PASSAGE PROVIDED:
------------------------------------------------------------
# Chapter 10 Lab

### You are given a list of GORUCK products. Your goal is to build a small scraping workflow that produces a DataFrame containing the product URL, page title, and price for each item.

### You will complete this lab in four steps. Each step corresponds to one code block you will write.

### Question 1: Build the input DataFrame

Create a DataFrame named `df` that contains one row per product with these columns:

- `brand_name`
- `product_name`
- `product_url`

Use the 15 products listed in the chapter:

- GR1 26L  
- GR2 34L  
- GR2 40L  
- Rucker 4.0 20L  
- Rucker 4.0 25L  
- Bullet Ruck 15L  
- GR3 45L  
- Radio Ruck  
- Ruck Plate 10lb  
- Ruck Plate 20lb  
- Ruck Plate 30lb  
- Ruck Plate 45lb  
- Expert Ruck Plate 20lb  
- Expert Ruck Plate 30lb  
- Expert Ruck Plate 45lb  

**Instructions**

1. Create a Python list of dictionaries named `products`.
2. Each dictionary must include all three keys: `brand_name`, `product_name`, `product_url`.
3. Fill in working GORUCK URLs so the DataFrame is runnable.
4. Convert the list to a DataFrame named `df`.
5. Display `df` to confirm the structure.

**Checkpoint**

- `df` should have 15 rows.
- `df.columns` should be exactly: `brand_name`, `product_name`, `product_url`.

In [8]:
import re
import time

import pandas as pd
import requests
from bs4 import BeautifulSoup

# -----------------------------
# Input data (URLs included)
# -----------------------------
df= pd.read_csv("ch10lab.csv")
------------------------------------------------------------
DATA LINES:

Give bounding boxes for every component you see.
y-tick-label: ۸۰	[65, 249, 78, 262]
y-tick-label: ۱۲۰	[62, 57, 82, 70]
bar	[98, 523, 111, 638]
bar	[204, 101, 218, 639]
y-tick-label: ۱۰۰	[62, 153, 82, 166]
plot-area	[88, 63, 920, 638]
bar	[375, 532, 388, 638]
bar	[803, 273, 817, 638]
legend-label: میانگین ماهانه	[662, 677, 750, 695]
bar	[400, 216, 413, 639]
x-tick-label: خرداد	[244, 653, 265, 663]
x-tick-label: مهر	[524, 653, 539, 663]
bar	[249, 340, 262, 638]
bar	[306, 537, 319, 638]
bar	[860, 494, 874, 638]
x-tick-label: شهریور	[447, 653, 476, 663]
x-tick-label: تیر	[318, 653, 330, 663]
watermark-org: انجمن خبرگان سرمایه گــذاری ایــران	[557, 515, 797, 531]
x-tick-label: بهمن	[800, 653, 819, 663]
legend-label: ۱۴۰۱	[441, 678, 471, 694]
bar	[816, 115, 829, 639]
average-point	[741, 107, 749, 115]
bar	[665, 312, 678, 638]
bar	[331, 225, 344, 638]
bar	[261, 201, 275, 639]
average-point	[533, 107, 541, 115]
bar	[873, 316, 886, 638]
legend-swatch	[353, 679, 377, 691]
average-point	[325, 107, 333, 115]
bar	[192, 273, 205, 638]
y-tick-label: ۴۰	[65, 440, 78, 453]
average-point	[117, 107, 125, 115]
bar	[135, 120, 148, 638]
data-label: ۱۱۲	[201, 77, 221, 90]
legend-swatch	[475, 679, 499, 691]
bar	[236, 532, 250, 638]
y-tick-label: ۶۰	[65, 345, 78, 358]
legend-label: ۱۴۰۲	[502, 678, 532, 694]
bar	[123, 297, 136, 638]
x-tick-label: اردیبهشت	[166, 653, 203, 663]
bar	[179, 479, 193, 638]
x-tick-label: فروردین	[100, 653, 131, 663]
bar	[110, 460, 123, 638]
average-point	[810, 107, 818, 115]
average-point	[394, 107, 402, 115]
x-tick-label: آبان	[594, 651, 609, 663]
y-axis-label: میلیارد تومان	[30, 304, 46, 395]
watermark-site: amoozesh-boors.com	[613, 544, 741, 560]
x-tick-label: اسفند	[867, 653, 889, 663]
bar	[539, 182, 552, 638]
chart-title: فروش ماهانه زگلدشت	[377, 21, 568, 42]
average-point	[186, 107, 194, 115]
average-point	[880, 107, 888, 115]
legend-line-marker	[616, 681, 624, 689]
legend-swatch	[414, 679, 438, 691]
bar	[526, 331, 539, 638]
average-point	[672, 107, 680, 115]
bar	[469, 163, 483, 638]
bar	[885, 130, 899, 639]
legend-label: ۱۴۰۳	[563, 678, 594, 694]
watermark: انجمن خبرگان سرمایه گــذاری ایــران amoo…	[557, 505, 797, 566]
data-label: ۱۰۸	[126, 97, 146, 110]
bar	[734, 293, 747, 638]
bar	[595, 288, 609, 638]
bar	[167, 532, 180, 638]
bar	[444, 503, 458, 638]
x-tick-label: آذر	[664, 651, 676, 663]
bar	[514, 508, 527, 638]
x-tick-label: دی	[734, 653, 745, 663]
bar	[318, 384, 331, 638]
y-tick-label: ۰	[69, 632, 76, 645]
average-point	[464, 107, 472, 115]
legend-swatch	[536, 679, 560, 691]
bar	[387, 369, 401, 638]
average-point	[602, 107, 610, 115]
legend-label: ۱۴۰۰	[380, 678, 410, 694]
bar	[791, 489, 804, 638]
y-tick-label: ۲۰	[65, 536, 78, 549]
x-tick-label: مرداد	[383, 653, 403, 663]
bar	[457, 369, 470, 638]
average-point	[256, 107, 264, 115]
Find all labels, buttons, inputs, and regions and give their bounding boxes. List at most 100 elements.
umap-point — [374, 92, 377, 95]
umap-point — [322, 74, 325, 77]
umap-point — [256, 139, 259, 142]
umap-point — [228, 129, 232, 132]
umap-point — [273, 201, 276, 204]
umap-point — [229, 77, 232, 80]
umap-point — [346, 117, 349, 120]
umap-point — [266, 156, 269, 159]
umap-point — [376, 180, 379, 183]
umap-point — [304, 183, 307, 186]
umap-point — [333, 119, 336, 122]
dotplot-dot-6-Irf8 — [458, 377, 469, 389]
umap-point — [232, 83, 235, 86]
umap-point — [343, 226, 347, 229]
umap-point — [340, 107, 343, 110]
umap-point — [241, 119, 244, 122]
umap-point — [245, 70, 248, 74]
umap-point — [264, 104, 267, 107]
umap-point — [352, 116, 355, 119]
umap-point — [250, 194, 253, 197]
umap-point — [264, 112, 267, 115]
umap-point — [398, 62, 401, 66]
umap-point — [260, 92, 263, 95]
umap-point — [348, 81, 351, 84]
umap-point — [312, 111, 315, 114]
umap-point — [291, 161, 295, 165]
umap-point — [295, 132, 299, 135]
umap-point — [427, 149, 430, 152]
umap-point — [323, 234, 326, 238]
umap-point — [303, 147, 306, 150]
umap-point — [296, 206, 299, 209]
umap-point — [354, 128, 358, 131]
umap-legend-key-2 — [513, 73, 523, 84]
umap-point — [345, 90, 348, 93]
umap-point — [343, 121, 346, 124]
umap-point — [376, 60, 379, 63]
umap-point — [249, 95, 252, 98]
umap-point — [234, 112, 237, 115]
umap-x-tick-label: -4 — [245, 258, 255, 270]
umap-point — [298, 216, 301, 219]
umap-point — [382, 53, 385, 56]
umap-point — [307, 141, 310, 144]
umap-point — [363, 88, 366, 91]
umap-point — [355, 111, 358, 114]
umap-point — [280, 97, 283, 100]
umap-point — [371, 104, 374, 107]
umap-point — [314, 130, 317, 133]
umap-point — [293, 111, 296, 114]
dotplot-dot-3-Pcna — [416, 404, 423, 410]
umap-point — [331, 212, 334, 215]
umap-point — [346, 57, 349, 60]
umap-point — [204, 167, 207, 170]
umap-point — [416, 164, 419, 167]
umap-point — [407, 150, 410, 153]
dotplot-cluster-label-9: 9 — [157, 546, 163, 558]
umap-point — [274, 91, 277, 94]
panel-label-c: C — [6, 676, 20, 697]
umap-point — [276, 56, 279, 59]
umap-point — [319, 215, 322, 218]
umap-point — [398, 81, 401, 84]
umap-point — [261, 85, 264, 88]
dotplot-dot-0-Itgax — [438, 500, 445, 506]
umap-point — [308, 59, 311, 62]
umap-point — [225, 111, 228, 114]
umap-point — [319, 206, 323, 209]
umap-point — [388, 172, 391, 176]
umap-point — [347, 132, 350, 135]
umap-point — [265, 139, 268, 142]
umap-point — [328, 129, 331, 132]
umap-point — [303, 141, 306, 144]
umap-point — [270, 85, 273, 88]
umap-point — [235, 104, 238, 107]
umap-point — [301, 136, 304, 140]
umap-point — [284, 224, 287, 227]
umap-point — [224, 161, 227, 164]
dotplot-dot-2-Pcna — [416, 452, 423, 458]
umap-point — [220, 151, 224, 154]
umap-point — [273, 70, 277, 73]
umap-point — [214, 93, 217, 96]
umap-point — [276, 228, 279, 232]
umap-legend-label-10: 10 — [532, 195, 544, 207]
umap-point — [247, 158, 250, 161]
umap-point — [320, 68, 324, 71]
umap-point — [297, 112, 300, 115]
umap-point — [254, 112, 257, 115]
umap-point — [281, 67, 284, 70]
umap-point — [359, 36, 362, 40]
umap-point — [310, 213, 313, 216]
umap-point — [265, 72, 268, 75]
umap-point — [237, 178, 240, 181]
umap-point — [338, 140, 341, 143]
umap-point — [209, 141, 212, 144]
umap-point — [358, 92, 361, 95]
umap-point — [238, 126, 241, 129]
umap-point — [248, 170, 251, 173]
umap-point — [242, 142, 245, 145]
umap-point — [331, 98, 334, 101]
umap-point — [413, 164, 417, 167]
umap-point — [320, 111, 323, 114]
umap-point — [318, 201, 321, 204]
------------------------------------------------------------
EXERCISE INSTRUCTIONS:
**1)** From the Chapter 10 lab text, reproduce the passage that begins at the words "# Chapter 10" and stops after the words "for each item.".
**2)** List every import statement in the code of the Chapter 10 lab.
**3)** Continue the Chapter 10 lab from the point where it stops.

ANSWERS FOR THIS EXERCISE:
**1)**
# Chapter 10 Lab

### You are given a list of GORUCK products. Your goal is to build a small scraping workflow that produces a DataFrame containing the product URL, page title, and price for each item.

**2)**
import re
import time
import pandas as pd
import requests
from bs4 import BeautifulSoup

**3)**
df

Unnamed: 0,brand_name,product_name,product_url
0,GORUCK,GR1 26L,https://www.goruck.com/products/gr1-usa
1,GORUCK,GR2 34L,https://www.goruck.com/products/gr2
2,GORUCK,GR2 40L,https://www.goruck.com/products/gr2
3,GORUCK,Rucker 4.0 20L,https://www.goruck.com/products/rucker
4,GORUCK,Rucker 4.0 25L,https://www.goruck.com/products/rucker
5,GORUCK,Bullet Ruck 15L,https://www.goruck.com/products/bullet-ruck-15l
6,GORUCK,GR3 45L,https://www.goruck.com/products/gr3
7,GORUCK,Radio Ruck,https://www.goruck.com/products/radio-ruck-thr...
8,GORUCK,Ruck Plate 10lb,https://www.goruck.com/products/ruck-plates
9,GORUCK,Ruck Plate 20lb,https://www.goruck.com/products/ruck-plates


### Question 2: Create scraping helper functions

Write the scraping harness and extraction helpers. Your goal is to keep these functions small, but reliable enough to work across the URLs in this lab.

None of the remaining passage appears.